- **The request**
Count how many lines of the data include "Horváth". The answer is that number and nothing else.

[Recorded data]
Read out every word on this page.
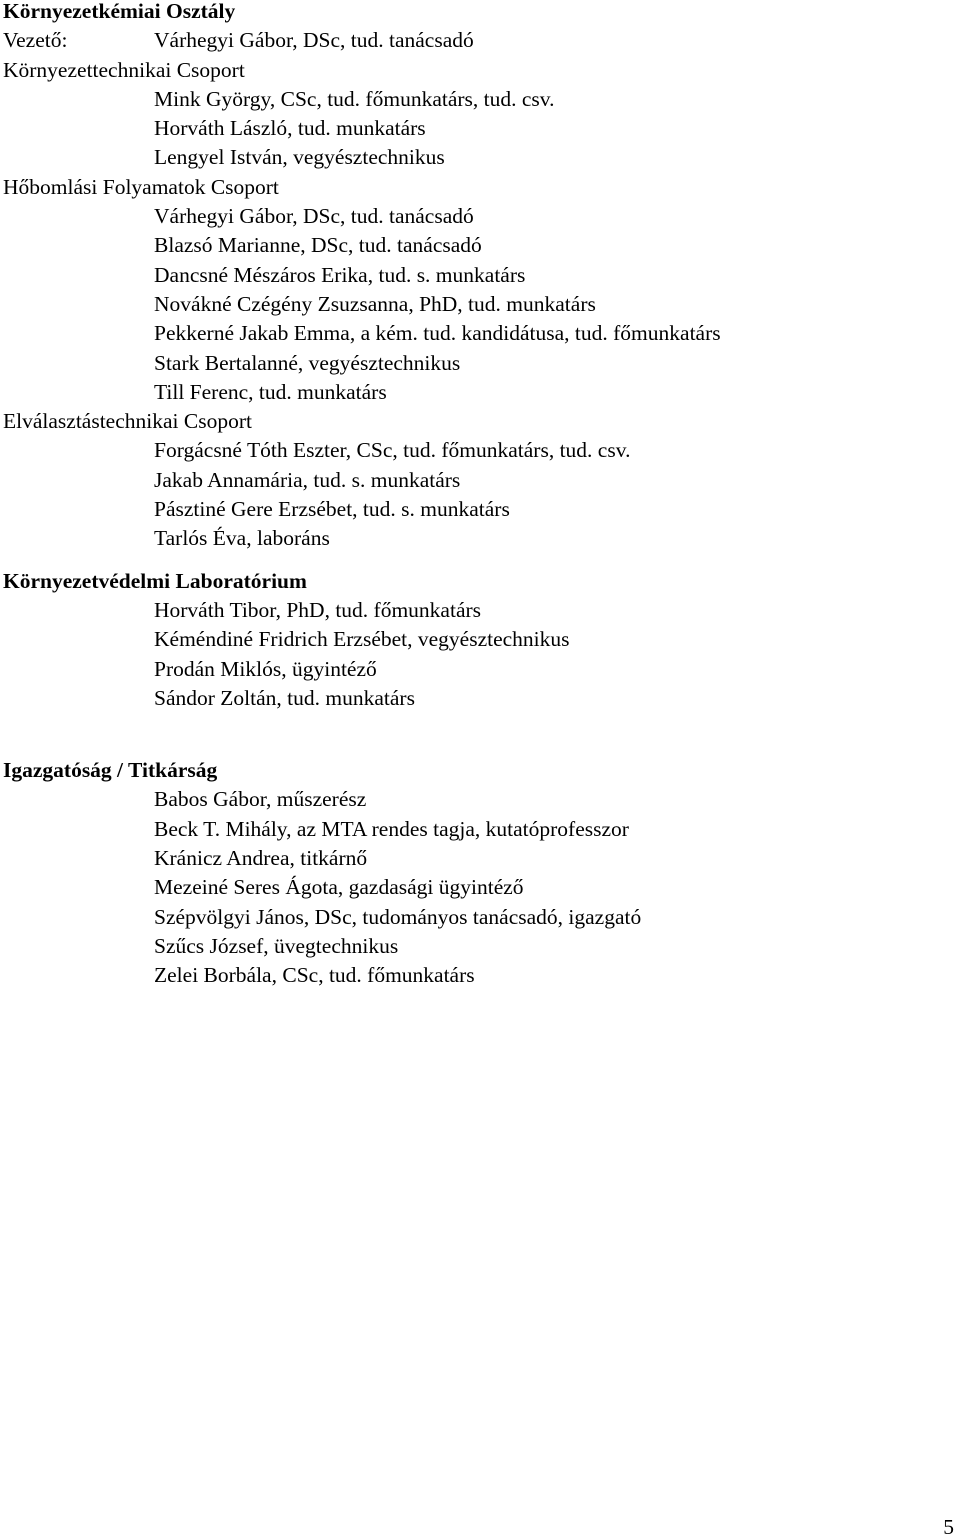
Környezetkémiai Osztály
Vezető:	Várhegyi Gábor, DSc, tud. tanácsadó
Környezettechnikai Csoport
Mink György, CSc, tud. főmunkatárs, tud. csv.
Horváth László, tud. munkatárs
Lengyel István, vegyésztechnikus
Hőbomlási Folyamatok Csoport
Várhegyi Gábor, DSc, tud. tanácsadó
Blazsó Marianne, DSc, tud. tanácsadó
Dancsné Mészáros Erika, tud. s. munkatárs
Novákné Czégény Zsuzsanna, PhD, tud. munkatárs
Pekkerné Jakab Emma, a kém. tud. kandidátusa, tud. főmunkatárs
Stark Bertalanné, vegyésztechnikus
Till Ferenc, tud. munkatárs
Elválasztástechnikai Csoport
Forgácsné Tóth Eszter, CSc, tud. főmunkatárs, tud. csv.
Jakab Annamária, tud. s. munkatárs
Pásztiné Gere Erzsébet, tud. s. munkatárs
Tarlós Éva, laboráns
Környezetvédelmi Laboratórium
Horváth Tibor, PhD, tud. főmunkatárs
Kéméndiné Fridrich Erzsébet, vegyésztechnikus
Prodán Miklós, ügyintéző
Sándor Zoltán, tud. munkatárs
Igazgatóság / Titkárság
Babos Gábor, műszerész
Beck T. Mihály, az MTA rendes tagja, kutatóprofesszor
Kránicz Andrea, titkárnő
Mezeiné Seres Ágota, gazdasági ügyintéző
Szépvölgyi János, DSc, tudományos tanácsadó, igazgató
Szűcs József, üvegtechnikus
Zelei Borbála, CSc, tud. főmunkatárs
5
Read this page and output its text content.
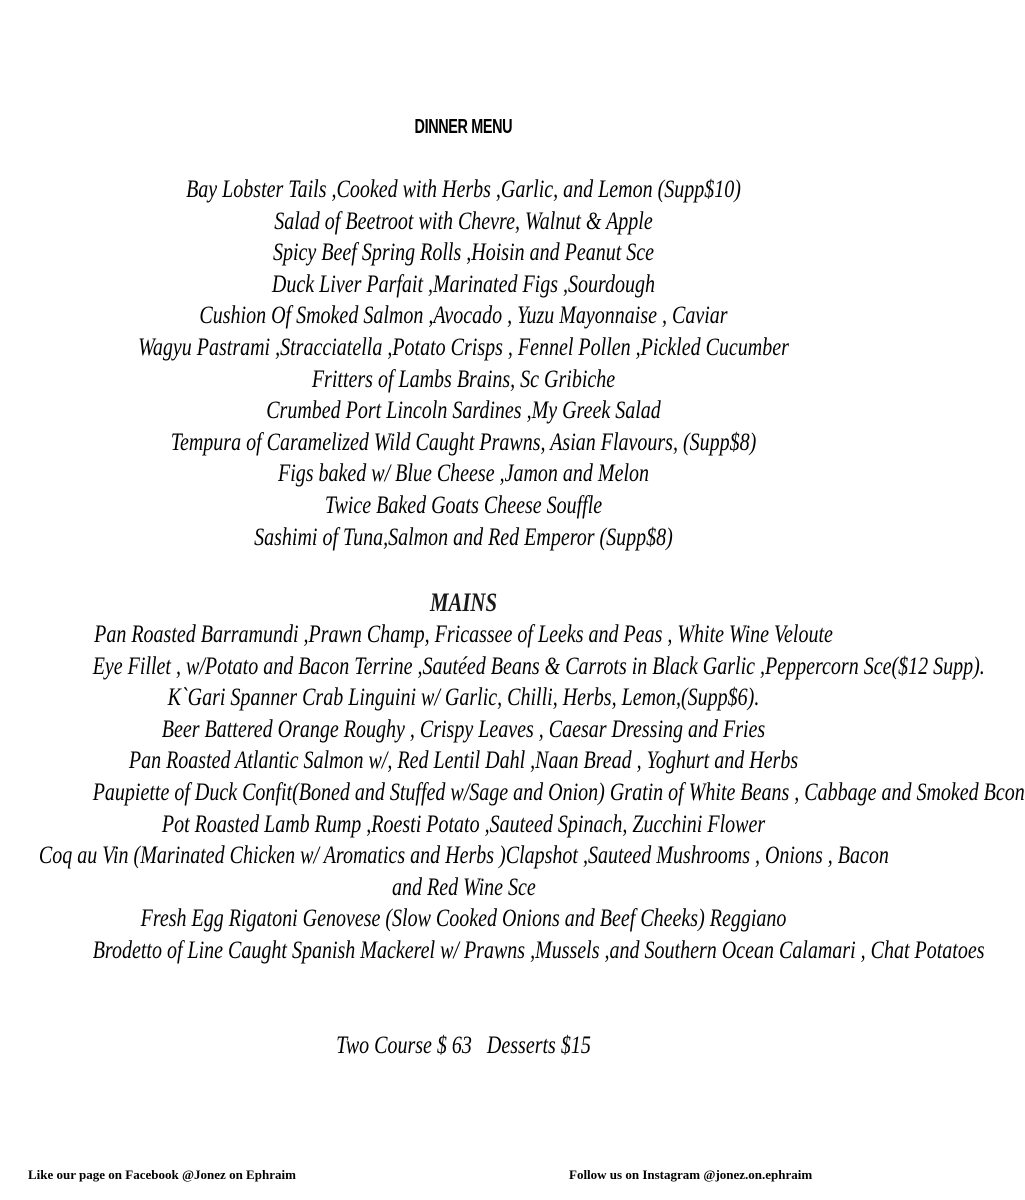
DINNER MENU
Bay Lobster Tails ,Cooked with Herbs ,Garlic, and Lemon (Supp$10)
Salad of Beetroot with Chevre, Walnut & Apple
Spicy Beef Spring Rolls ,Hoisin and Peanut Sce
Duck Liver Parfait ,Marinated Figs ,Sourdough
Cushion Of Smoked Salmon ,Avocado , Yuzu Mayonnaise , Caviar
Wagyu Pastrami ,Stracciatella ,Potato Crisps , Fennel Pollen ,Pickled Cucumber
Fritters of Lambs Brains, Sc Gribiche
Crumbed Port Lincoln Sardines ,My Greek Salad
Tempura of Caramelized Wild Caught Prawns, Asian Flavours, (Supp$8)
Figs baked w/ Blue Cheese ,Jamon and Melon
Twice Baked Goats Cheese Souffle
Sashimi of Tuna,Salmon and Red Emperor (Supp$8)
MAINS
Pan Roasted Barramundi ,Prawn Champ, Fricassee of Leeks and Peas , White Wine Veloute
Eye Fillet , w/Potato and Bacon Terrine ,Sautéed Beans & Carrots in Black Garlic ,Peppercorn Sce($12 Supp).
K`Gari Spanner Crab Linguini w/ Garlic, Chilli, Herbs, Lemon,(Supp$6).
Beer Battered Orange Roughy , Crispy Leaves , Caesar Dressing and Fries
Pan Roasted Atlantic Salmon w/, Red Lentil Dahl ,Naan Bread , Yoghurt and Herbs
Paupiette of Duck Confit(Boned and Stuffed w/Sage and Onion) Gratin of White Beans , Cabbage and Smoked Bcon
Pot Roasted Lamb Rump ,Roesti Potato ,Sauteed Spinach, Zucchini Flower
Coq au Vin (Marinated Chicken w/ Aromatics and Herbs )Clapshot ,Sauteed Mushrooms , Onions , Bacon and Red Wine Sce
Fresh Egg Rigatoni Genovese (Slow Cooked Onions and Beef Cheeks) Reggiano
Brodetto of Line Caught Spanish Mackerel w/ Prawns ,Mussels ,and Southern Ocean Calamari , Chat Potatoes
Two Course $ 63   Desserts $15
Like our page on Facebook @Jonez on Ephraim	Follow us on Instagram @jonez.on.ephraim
==
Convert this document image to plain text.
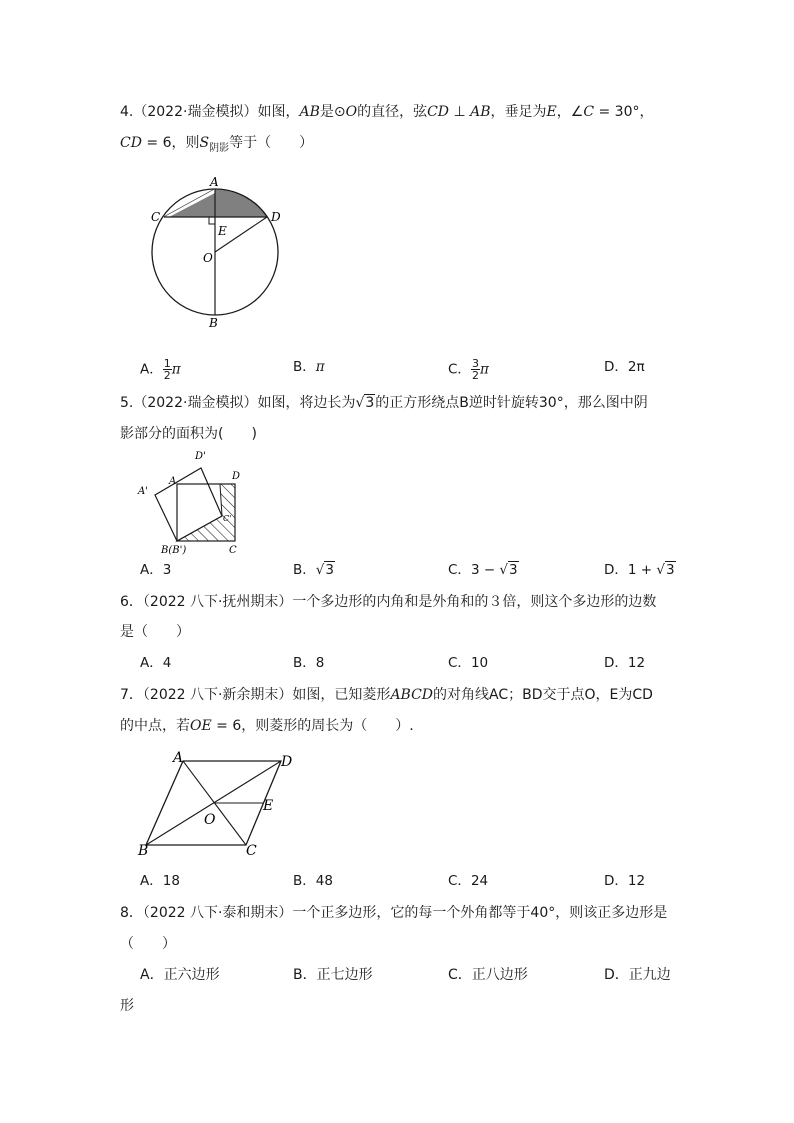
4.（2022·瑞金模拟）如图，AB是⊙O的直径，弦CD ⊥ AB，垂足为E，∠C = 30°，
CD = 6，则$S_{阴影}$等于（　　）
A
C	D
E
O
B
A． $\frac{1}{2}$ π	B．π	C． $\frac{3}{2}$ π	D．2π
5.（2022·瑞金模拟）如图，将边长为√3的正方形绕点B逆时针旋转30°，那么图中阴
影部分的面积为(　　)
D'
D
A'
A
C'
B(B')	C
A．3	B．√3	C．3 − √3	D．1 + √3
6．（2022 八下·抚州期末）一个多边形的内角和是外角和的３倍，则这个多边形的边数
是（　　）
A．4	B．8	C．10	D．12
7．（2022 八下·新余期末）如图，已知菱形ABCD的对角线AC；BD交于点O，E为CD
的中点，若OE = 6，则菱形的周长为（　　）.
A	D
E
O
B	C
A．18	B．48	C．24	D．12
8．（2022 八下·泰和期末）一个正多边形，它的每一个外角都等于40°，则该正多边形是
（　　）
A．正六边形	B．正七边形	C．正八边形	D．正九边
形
---
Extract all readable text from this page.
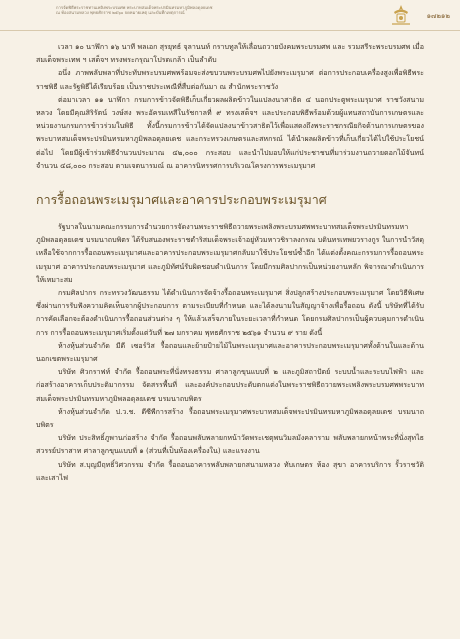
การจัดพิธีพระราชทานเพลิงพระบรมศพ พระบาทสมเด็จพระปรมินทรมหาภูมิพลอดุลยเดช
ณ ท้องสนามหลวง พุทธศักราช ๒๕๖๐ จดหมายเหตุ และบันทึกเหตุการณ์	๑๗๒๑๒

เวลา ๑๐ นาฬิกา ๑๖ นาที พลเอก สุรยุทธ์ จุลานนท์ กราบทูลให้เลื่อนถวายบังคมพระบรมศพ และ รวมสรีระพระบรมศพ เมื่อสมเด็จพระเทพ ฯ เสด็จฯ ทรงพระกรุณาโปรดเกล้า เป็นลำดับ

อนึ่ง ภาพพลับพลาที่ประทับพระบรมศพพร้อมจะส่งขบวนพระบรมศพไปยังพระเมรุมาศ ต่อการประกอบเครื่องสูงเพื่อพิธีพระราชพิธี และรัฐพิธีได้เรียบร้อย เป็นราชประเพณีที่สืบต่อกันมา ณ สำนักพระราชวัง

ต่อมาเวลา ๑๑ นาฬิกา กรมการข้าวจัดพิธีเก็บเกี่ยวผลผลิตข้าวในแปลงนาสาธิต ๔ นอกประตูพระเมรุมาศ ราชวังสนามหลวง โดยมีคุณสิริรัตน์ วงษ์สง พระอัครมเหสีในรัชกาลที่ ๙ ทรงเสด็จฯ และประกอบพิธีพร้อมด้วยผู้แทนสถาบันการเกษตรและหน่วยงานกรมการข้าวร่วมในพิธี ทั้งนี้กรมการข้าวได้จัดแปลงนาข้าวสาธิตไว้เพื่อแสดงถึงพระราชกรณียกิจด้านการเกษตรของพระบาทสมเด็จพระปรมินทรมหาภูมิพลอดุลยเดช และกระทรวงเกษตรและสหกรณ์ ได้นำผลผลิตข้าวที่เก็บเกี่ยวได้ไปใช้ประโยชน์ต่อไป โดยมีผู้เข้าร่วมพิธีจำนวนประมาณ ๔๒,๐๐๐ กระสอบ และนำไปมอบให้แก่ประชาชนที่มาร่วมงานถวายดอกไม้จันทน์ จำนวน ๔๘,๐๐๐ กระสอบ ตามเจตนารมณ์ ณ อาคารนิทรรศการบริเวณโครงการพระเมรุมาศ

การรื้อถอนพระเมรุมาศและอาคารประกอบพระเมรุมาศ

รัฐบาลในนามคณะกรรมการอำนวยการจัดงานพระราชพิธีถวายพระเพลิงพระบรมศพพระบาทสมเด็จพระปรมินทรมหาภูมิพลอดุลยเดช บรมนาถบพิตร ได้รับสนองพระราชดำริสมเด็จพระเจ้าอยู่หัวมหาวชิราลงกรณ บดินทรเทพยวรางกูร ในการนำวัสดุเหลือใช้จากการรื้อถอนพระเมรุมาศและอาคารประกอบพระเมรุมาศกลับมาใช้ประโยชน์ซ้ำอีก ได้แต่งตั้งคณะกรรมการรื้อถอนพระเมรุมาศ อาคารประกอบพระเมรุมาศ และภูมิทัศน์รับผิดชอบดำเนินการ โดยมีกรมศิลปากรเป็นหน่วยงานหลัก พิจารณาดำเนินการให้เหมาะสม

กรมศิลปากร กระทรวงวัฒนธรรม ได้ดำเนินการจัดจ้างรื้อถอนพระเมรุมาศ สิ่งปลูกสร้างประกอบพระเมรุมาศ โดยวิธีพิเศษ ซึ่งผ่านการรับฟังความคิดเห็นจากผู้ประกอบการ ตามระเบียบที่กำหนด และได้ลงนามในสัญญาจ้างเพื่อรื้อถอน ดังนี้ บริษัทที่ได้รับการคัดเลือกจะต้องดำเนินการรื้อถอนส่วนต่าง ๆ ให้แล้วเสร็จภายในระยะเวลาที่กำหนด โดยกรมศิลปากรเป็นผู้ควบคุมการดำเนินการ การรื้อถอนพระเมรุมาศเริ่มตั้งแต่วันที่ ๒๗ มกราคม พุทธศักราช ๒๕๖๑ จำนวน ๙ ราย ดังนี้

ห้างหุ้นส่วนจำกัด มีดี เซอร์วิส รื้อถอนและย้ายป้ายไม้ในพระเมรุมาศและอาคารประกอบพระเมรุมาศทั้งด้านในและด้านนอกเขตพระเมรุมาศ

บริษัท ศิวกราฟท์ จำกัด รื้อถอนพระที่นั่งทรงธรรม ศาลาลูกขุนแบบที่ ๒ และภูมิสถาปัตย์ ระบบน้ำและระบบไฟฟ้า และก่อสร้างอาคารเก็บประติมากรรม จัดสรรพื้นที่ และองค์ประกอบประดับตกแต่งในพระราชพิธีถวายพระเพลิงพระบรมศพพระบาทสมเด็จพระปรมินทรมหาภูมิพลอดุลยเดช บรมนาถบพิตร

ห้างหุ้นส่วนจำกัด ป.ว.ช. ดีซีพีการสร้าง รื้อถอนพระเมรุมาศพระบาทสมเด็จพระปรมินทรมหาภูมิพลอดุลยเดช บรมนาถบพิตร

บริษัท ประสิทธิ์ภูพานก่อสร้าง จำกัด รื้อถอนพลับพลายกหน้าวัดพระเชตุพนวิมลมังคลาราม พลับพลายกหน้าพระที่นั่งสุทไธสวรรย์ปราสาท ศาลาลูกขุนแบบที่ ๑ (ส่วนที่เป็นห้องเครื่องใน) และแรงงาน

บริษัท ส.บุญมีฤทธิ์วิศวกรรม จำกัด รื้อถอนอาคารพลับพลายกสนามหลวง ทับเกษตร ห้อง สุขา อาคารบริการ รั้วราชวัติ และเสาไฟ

- **Reply**
2